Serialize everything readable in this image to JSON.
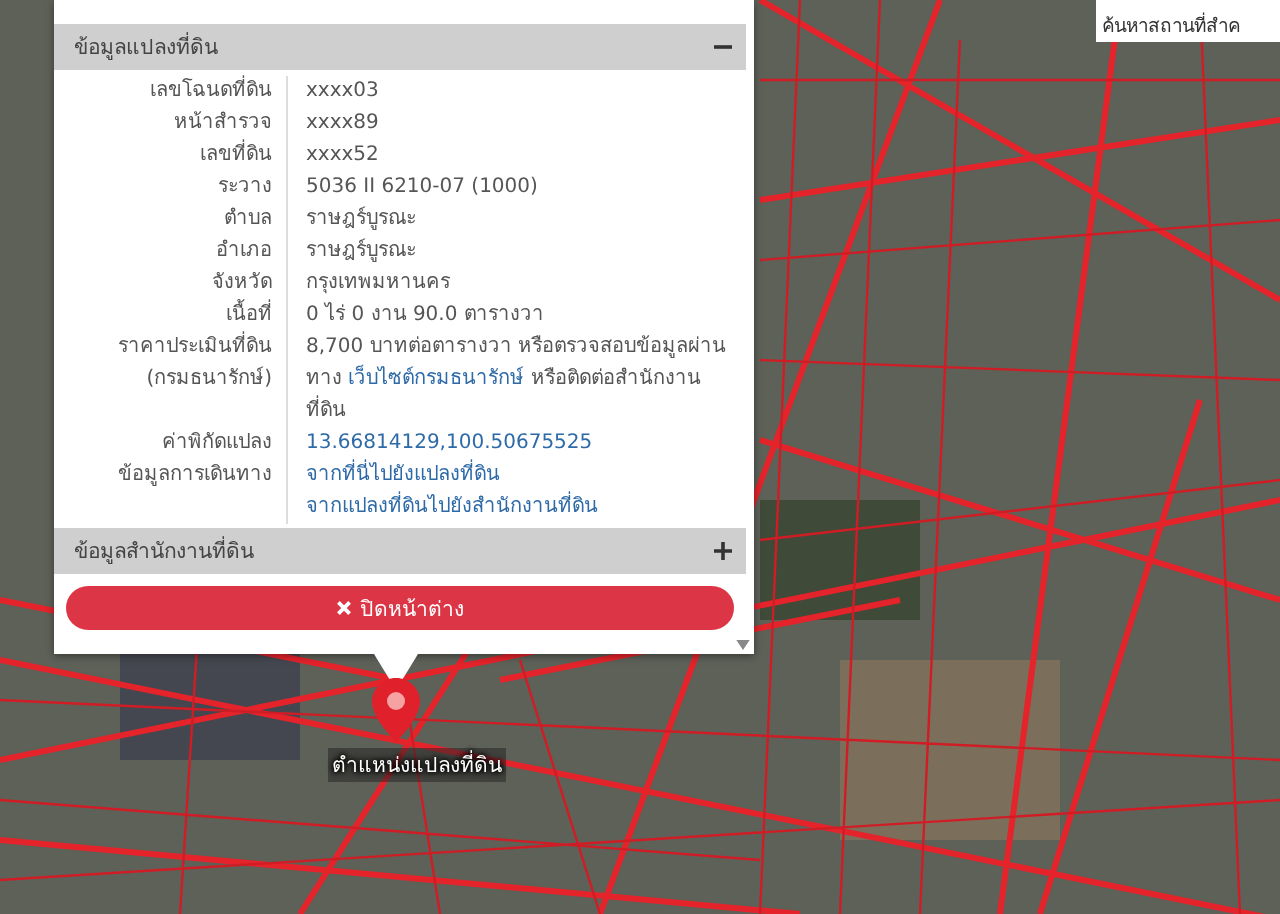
{
  "search": {
    "placeholder": "ค้นหาสถานที่สำค"
  },
  "popup": {
    "sections": [
      {
        "title": "ข้อมูลแปลงที่ดิน",
        "expanded": true,
        "rows": [
          {
            "label": [
              "เลขโฉนดที่ดิน"
            ],
            "lines": [
              [
                {
                  "kind": "text",
                  "text": "xxxx03"
                }
              ]
            ]
          },
          {
            "label": [
              "หน้าสำรวจ"
            ],
            "lines": [
              [
                {
                  "kind": "text",
                  "text": "xxxx89"
                }
              ]
            ]
          },
          {
            "label": [
              "เลขที่ดิน"
            ],
            "lines": [
              [
                {
                  "kind": "text",
                  "text": "xxxx52"
                }
              ]
            ]
          },
          {
            "label": [
              "ระวาง"
            ],
            "lines": [
              [
                {
                  "kind": "text",
                  "text": "5036 II 6210-07 (1000)"
                }
              ]
            ]
          },
          {
            "label": [
              "ตำบล"
            ],
            "lines": [
              [
                {
                  "kind": "text",
                  "text": "ราษฎร์บูรณะ"
                }
              ]
            ]
          },
          {
            "label": [
              "อำเภอ"
            ],
            "lines": [
              [
                {
                  "kind": "text",
                  "text": "ราษฎร์บูรณะ"
                }
              ]
            ]
          },
          {
            "label": [
              "จังหวัด"
            ],
            "lines": [
              [
                {
                  "kind": "text",
                  "text": "กรุงเทพมหานคร"
                }
              ]
            ]
          },
          {
            "label": [
              "เนื้อที่"
            ],
            "lines": [
              [
                {
                  "kind": "text",
                  "text": "0 ไร่ 0 งาน 90.0 ตารางวา"
                }
              ]
            ]
          },
          {
            "label": [
              "ราคาประเมินที่ดิน",
              "(กรมธนารักษ์)"
            ],
            "lines": [
              [
                {
                  "kind": "text",
                  "text": "8,700 บาทต่อตารางวา หรือตรวจสอบข้อมูลผ่านทาง "
                },
                {
                  "kind": "link",
                  "text": "เว็บไซต์กรมธนารักษ์"
                },
                {
                  "kind": "text",
                  "text": " หรือติดต่อสำนักงานที่ดิน"
                }
              ]
            ]
          },
          {
            "label": [
              "ค่าพิกัดแปลง"
            ],
            "lines": [
              [
                {
                  "kind": "link",
                  "text": "13.66814129,100.50675525"
                }
              ]
            ]
          },
          {
            "label": [
              "ข้อมูลการเดินทาง"
            ],
            "lines": [
              [
                {
                  "kind": "link",
                  "text": "จากที่นี่ไปยังแปลงที่ดิน"
                }
              ],
              [
                {
                  "kind": "link",
                  "text": "จากแปลงที่ดินไปยังสำนักงานที่ดิน"
                }
              ]
            ]
          }
        ]
      },
      {
        "title": "ข้อมูลสำนักงานที่ดิน",
        "expanded": false
      }
    ],
    "close_button": "ปิดหน้าต่าง"
  },
  "pin": {
    "label": "ตำแหน่งแปลงที่ดิน"
  }
}
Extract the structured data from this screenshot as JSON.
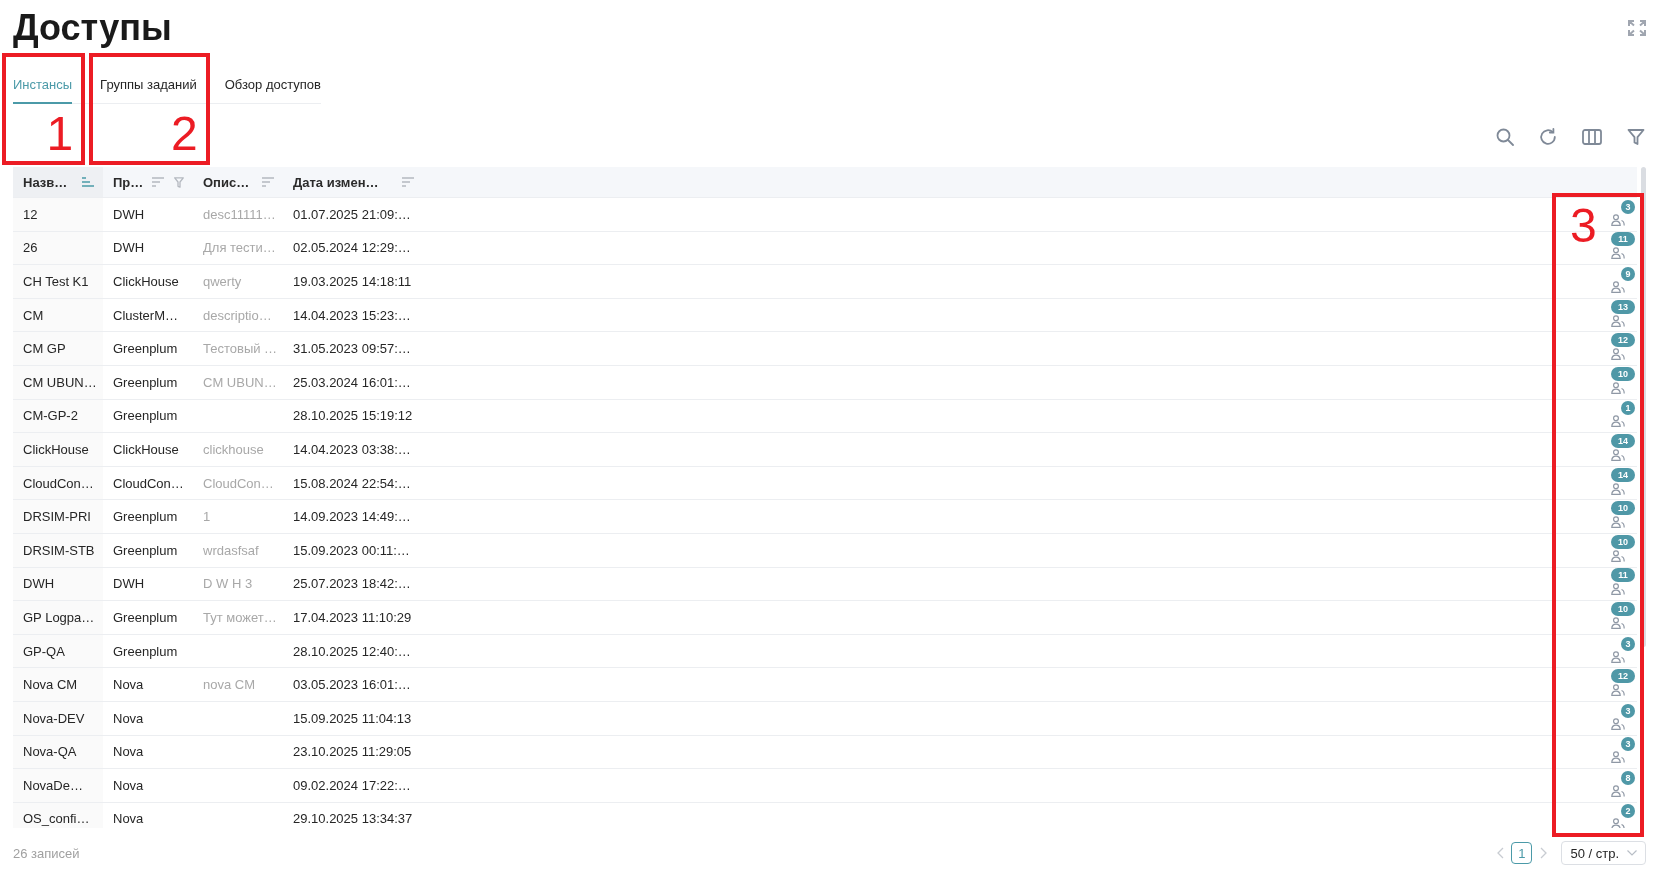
{
  "page": {
    "title": "Доступы"
  },
  "tabs": [
    {
      "label": "Инстансы",
      "selected": true,
      "annotation": "1"
    },
    {
      "label": "Группы заданий",
      "selected": false,
      "annotation": "2"
    },
    {
      "label": "Обзор доступов",
      "selected": false
    }
  ],
  "table": {
    "columns": [
      {
        "label": "Назв…",
        "sorted": true,
        "filter": false
      },
      {
        "label": "Пр…",
        "sorted": false,
        "filter": true
      },
      {
        "label": "Опис…",
        "sorted": false,
        "filter": false
      },
      {
        "label": "Дата измен…",
        "sorted": false,
        "filter": false
      }
    ],
    "annotation": "3",
    "rows": [
      {
        "column_1": "12",
        "column_2": "DWH",
        "column_3": "desc11111…",
        "column_4": "01.07.2025 21:09:…",
        "column_5": "3"
      },
      {
        "column_1": "26",
        "column_2": "DWH",
        "column_3": "Для тести…",
        "column_4": "02.05.2024 12:29:…",
        "column_5": "11"
      },
      {
        "column_1": "CH Test K1",
        "column_2": "ClickHouse",
        "column_3": "qwerty",
        "column_4": "19.03.2025 14:18:11",
        "column_5": "9"
      },
      {
        "column_1": "CM",
        "column_2": "ClusterM…",
        "column_3": "descriptio…",
        "column_4": "14.04.2023 15:23:…",
        "column_5": "13"
      },
      {
        "column_1": "CM GP",
        "column_2": "Greenplum",
        "column_3": "Тестовый …",
        "column_4": "31.05.2023 09:57:…",
        "column_5": "12"
      },
      {
        "column_1": "CM UBUN…",
        "column_2": "Greenplum",
        "column_3": "CM UBUN…",
        "column_4": "25.03.2024 16:01:…",
        "column_5": "10"
      },
      {
        "column_1": "CM-GP-2",
        "column_2": "Greenplum",
        "column_4": "28.10.2025 15:19:12",
        "column_5": "1"
      },
      {
        "column_1": "ClickHouse",
        "column_2": "ClickHouse",
        "column_3": "clickhouse",
        "column_4": "14.04.2023 03:38:…",
        "column_5": "14"
      },
      {
        "column_1": "CloudCon…",
        "column_2": "CloudCon…",
        "column_3": "CloudCon…",
        "column_4": "15.08.2024 22:54:…",
        "column_5": "14"
      },
      {
        "column_1": "DRSIM-PRI",
        "column_2": "Greenplum",
        "column_3": "1",
        "column_4": "14.09.2023 14:49:…",
        "column_5": "10"
      },
      {
        "column_1": "DRSIM-STB",
        "column_2": "Greenplum",
        "column_3": "wrdasfsaf",
        "column_4": "15.09.2023 00:11:…",
        "column_5": "10"
      },
      {
        "column_1": "DWH",
        "column_2": "DWH",
        "column_3": "D W H 3",
        "column_4": "25.07.2023 18:42:…",
        "column_5": "11"
      },
      {
        "column_1": "GP Logpa…",
        "column_2": "Greenplum",
        "column_3": "Тут может…",
        "column_4": "17.04.2023 11:10:29",
        "column_5": "10"
      },
      {
        "column_1": "GP-QA",
        "column_2": "Greenplum",
        "column_4": "28.10.2025 12:40:…",
        "column_5": "3"
      },
      {
        "column_1": "Nova CM",
        "column_2": "Nova",
        "column_3": "nova CM",
        "column_4": "03.05.2023 16:01:…",
        "column_5": "12"
      },
      {
        "column_1": "Nova-DEV",
        "column_2": "Nova",
        "column_4": "15.09.2025 11:04:13",
        "column_5": "3"
      },
      {
        "column_1": "Nova-QA",
        "column_2": "Nova",
        "column_4": "23.10.2025 11:29:05",
        "column_5": "3"
      },
      {
        "column_1": "NovaDe…",
        "column_2": "Nova",
        "column_4": "09.02.2024 17:22:…",
        "column_5": "8"
      },
      {
        "column_1": "OS_confi…",
        "column_2": "Nova",
        "column_4": "29.10.2025 13:34:37",
        "column_5": "2"
      }
    ]
  },
  "footer": {
    "total": "26 записей",
    "pagination": {
      "prev_disabled": true,
      "pages": [
        {
          "label": "1",
          "selected": true
        }
      ],
      "next_disabled": true,
      "page_size": "50 / стр."
    }
  }
}
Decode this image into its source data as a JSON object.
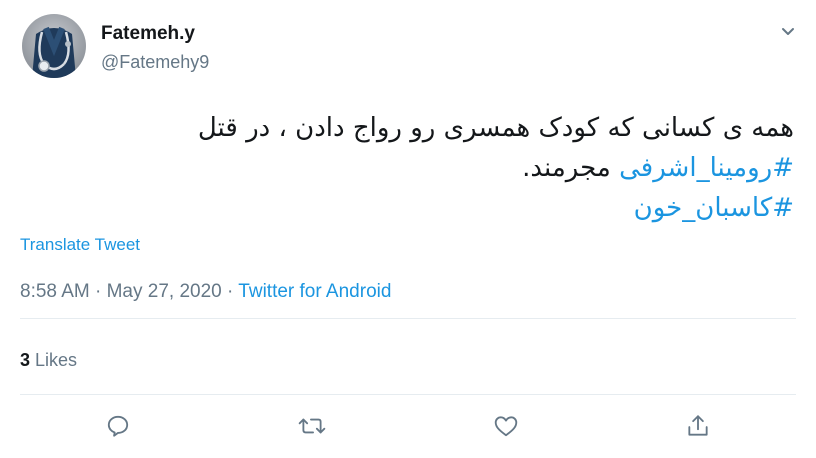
{
  "author": {
    "name": "Fatemeh.y",
    "handle": "@Fatemehy9",
    "avatar": "avatar-stethoscope-image"
  },
  "tweet": {
    "line1": "همه ی کسانی که کودک همسری رو رواج دادن ، در قتل",
    "hashtag1": "#رومینا_اشرفی",
    "line2_suffix": "مجرمند.",
    "hashtag2": "#کاسبان_خون"
  },
  "translate_label": "Translate Tweet",
  "meta": {
    "time": "8:58 AM",
    "separator1": " · ",
    "date": "May 27, 2020",
    "separator2": " · ",
    "source": "Twitter for Android"
  },
  "stats": {
    "likes_count": "3",
    "likes_label": "Likes"
  },
  "actions": {
    "reply": "reply-icon",
    "retweet": "retweet-icon",
    "like": "heart-icon",
    "share": "share-icon"
  },
  "colors": {
    "link": "#1b95e0",
    "secondary_text": "#657786",
    "primary_text": "#14171a",
    "divider": "#e6ecf0"
  }
}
===
Copy every line of the listing that includes the string "JSON".

Serialize everything readable in this image to JSON.
Extract the structured data from this screenshot as JSON.
Decode this image into its source data as a JSON object.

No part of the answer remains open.